(Text passage)

┄┄┄┄┄┄┄┄┄┄┄┄┄┄┄┄┄┄┄┄

In [1]:
import numpy as np
import matplotlib.pyplot as plt
import random

import tensorflow as tf
from tensorflow import keras

### Split Data into train, val, test
Val and Test make up about 1/6 of the data each
This portion should only be ran once

In [3]:
data = []
with open("F:\\Users\\Daniel\\Machine Learning Work\\Baseball work\\Game Log Data\\BaseballData.txt", "r") as dataFile:
    for line in dataFile:
        data.append(line)
print(len(data))

48555


In [4]:
testSize = 8000
valSize = 8000
trainSize = len(data) - testSize - valSize

random.shuffle(data)

trainData = data[0:trainSize]
valData = data[trainSize: trainSize + valSize]
testData = data[trainSize + valSize :]
print(len(trainData))

┄┄┄┄┄┄┄┄┄┄┄┄┄┄┄┄┄┄┄┄

(Items)
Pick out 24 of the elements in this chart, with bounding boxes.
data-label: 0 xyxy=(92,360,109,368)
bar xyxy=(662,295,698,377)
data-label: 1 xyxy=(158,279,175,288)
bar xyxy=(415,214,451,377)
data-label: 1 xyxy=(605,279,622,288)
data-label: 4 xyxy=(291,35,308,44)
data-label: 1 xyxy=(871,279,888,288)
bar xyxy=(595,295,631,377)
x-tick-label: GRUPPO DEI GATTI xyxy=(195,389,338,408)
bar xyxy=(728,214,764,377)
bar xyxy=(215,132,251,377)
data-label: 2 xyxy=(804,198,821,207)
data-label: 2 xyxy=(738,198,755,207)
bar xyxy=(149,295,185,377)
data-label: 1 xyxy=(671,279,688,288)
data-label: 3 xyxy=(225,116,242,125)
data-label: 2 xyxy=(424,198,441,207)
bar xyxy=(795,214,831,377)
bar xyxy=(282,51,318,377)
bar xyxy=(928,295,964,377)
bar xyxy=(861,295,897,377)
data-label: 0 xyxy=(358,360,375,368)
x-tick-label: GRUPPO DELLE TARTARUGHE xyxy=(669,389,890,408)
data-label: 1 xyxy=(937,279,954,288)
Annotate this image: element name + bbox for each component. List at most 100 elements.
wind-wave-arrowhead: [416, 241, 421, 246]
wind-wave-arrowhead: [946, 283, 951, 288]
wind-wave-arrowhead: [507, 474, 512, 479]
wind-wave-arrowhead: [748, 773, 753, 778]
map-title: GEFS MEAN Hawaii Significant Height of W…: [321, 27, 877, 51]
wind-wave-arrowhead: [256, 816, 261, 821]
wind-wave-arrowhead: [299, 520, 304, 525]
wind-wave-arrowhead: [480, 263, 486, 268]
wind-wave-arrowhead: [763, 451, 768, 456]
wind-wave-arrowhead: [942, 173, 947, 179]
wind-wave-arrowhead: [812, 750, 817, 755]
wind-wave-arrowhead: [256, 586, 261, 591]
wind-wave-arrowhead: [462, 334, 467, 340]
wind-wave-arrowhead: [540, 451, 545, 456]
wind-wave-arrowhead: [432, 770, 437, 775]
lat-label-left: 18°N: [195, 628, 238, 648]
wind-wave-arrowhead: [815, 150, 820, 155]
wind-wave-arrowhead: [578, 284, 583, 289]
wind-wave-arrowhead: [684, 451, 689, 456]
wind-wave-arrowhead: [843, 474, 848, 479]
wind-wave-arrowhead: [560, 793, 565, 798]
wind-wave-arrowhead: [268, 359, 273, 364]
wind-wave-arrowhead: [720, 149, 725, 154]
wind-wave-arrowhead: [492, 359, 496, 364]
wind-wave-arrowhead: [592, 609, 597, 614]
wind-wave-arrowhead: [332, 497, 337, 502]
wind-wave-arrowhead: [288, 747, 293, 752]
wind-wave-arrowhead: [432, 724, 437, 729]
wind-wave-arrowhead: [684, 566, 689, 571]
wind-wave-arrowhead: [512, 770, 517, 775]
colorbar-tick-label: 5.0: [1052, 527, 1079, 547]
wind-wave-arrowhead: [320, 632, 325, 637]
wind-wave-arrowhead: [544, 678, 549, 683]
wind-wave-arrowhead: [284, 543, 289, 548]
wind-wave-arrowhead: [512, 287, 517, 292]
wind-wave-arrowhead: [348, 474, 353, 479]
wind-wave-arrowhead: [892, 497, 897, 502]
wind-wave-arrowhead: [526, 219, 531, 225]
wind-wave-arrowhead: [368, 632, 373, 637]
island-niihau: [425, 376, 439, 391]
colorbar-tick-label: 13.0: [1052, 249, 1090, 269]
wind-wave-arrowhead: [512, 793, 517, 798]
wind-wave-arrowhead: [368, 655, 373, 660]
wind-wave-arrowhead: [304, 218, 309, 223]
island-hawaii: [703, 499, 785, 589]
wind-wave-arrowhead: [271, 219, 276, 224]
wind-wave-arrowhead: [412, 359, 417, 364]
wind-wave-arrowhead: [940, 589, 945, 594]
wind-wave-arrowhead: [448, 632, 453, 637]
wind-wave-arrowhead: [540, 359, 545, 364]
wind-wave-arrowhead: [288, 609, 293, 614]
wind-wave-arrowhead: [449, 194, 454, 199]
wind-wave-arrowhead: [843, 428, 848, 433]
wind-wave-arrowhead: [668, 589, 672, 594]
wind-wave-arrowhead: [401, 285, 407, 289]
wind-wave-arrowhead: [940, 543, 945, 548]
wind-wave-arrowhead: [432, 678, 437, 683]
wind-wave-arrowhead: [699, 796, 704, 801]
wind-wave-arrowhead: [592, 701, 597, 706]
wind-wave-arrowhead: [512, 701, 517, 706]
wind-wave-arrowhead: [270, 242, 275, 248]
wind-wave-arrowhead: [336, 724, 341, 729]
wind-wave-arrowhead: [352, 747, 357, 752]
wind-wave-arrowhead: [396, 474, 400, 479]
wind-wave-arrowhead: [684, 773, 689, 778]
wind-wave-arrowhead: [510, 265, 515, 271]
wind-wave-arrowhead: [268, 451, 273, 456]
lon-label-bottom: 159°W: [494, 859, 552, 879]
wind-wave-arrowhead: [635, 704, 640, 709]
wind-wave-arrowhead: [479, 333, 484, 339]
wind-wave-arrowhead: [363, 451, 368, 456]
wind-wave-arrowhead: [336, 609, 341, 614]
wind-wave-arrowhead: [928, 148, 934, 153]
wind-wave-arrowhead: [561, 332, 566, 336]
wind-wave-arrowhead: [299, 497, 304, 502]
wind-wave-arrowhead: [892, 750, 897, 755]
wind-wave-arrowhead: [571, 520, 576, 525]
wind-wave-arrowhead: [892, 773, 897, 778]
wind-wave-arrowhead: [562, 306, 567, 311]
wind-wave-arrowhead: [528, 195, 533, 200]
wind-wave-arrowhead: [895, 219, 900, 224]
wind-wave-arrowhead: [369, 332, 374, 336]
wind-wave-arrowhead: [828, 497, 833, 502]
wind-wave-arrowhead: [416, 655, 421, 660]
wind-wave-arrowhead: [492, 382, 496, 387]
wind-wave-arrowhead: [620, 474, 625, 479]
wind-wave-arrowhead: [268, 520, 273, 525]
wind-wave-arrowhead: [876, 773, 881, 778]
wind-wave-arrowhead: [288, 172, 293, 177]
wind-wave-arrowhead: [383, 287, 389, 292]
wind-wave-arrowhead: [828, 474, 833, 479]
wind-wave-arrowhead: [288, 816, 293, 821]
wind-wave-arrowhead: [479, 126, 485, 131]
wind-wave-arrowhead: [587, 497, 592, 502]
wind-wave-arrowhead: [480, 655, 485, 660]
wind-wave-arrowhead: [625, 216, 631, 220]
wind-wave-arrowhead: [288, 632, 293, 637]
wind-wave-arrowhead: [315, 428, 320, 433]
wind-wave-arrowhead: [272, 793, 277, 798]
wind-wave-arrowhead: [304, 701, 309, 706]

┄┄┄┄┄┄┄┄┄┄┄┄┄┄┄┄┄┄┄┄

(Written request)
Reproduce verbatim the part of the data-splitting notebook above between "import tensorflow as" and "data.append(line)", inclusive.

(Solution below)
import tensorflow as tf
from tensorflow import keras

### Split Data into train, val, test
Val and Test make up about 1/6 of the data each
This portion should only be ran once

In [3]:
data = []
with open("F:\\Users\\Daniel\\Machine Learning Work\\Baseball work\\Game Log Data\\BaseballData.txt", "r") as dataFile:
    for line in dataFile:
        data.append(line)